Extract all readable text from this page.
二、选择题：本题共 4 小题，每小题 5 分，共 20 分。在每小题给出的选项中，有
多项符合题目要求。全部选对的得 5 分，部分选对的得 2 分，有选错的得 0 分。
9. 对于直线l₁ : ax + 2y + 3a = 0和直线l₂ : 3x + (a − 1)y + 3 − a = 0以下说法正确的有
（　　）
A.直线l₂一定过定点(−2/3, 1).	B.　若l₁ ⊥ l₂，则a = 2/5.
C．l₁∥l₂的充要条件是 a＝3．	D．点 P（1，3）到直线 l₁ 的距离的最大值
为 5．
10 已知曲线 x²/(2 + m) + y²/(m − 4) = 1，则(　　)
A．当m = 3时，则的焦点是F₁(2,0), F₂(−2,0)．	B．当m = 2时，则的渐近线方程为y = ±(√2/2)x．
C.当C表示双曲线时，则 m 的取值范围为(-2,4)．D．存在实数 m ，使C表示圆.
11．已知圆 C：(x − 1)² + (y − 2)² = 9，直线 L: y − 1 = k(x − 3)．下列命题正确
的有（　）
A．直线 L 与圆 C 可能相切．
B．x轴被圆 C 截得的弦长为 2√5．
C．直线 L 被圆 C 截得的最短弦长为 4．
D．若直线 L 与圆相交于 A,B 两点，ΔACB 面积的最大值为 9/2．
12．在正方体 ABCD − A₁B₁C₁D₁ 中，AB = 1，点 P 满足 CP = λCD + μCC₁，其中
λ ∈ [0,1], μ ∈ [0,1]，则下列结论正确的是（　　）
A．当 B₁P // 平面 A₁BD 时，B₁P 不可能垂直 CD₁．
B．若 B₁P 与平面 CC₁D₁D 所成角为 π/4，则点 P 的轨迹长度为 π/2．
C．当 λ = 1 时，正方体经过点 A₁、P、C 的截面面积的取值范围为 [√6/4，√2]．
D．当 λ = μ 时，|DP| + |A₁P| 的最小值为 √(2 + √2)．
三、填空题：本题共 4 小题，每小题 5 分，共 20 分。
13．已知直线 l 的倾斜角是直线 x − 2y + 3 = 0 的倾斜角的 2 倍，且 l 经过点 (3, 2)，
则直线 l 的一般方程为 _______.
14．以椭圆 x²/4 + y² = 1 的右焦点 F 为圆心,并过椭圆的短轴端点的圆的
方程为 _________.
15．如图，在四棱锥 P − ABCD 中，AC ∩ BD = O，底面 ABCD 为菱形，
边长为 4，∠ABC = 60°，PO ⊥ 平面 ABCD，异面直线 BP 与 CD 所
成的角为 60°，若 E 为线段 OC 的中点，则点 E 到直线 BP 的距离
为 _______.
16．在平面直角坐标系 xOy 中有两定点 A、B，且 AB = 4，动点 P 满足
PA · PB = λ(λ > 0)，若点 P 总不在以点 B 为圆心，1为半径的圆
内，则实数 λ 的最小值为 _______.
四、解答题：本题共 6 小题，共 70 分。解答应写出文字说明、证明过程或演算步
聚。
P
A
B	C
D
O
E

- [Work instructions]: Repeat each record exactly, leaving nothing out.

- [Reply]:
Extract all readable text from this page.
二、选择题：本题共 4 小题，每小题 5 分，共 20 分。在每小题给出的选项中，有
多项符合题目要求。全部选对的得 5 分，部分选对的得 2 分，有选错的得 0 分。
9. 对于直线l₁ : ax + 2y + 3a = 0和直线l₂ : 3x + (a − 1)y + 3 − a = 0以下说法正确的有
（　　）
A.直线l₂一定过定点(−2/3, 1).	B.　若l₁ ⊥ l₂，则a = 2/5.
C．l₁∥l₂的充要条件是 a＝3．	D．点 P（1，3）到直线 l₁ 的距离的最大值
为 5．
10 已知曲线 x²/(2 + m) + y²/(m − 4) = 1，则(　　)
A．当m = 3时，则的焦点是F₁(2,0), F₂(−2,0)．	B．当m = 2时，则的渐近线方程为y = ±(√2/2)x．
C.当C表示双曲线时，则 m 的取值范围为(-2,4)．D．存在实数 m ，使C表示圆.
11．已知圆 C：(x − 1)² + (y − 2)² = 9，直线 L: y − 1 = k(x − 3)．下列命题正确
的有（　）
A．直线 L 与圆 C 可能相切．
B．x轴被圆 C 截得的弦长为 2√5．
C．直线 L 被圆 C 截得的最短弦长为 4．
D．若直线 L 与圆相交于 A,B 两点，ΔACB 面积的最大值为 9/2．
12．在正方体 ABCD − A₁B₁C₁D₁ 中，AB = 1，点 P 满足 CP = λCD + μCC₁，其中
λ ∈ [0,1], μ ∈ [0,1]，则下列结论正确的是（　　）
A．当 B₁P // 平面 A₁BD 时，B₁P 不可能垂直 CD₁．
B．若 B₁P 与平面 CC₁D₁D 所成角为 π/4，则点 P 的轨迹长度为 π/2．
C．当 λ = 1 时，正方体经过点 A₁、P、C 的截面面积的取值范围为 [√6/4，√2]．
D．当 λ = μ 时，|DP| + |A₁P| 的最小值为 √(2 + √2)．
三、填空题：本题共 4 小题，每小题 5 分，共 20 分。
13．已知直线 l 的倾斜角是直线 x − 2y + 3 = 0 的倾斜角的 2 倍，且 l 经过点 (3, 2)，
则直线 l 的一般方程为 _______.
14．以椭圆 x²/4 + y² = 1 的右焦点 F 为圆心,并过椭圆的短轴端点的圆的
方程为 _________.
15．如图，在四棱锥 P − ABCD 中，AC ∩ BD = O，底面 ABCD 为菱形，
边长为 4，∠ABC = 60°，PO ⊥ 平面 ABCD，异面直线 BP 与 CD 所
成的角为 60°，若 E 为线段 OC 的中点，则点 E 到直线 BP 的距离
为 _______.
16．在平面直角坐标系 xOy 中有两定点 A、B，且 AB = 4，动点 P 满足
PA · PB = λ(λ > 0)，若点 P 总不在以点 B 为圆心，1为半径的圆
内，则实数 λ 的最小值为 _______.
四、解答题：本题共 6 小题，共 70 分。解答应写出文字说明、证明过程或演算步
聚。
P
A
B	C
D
O
E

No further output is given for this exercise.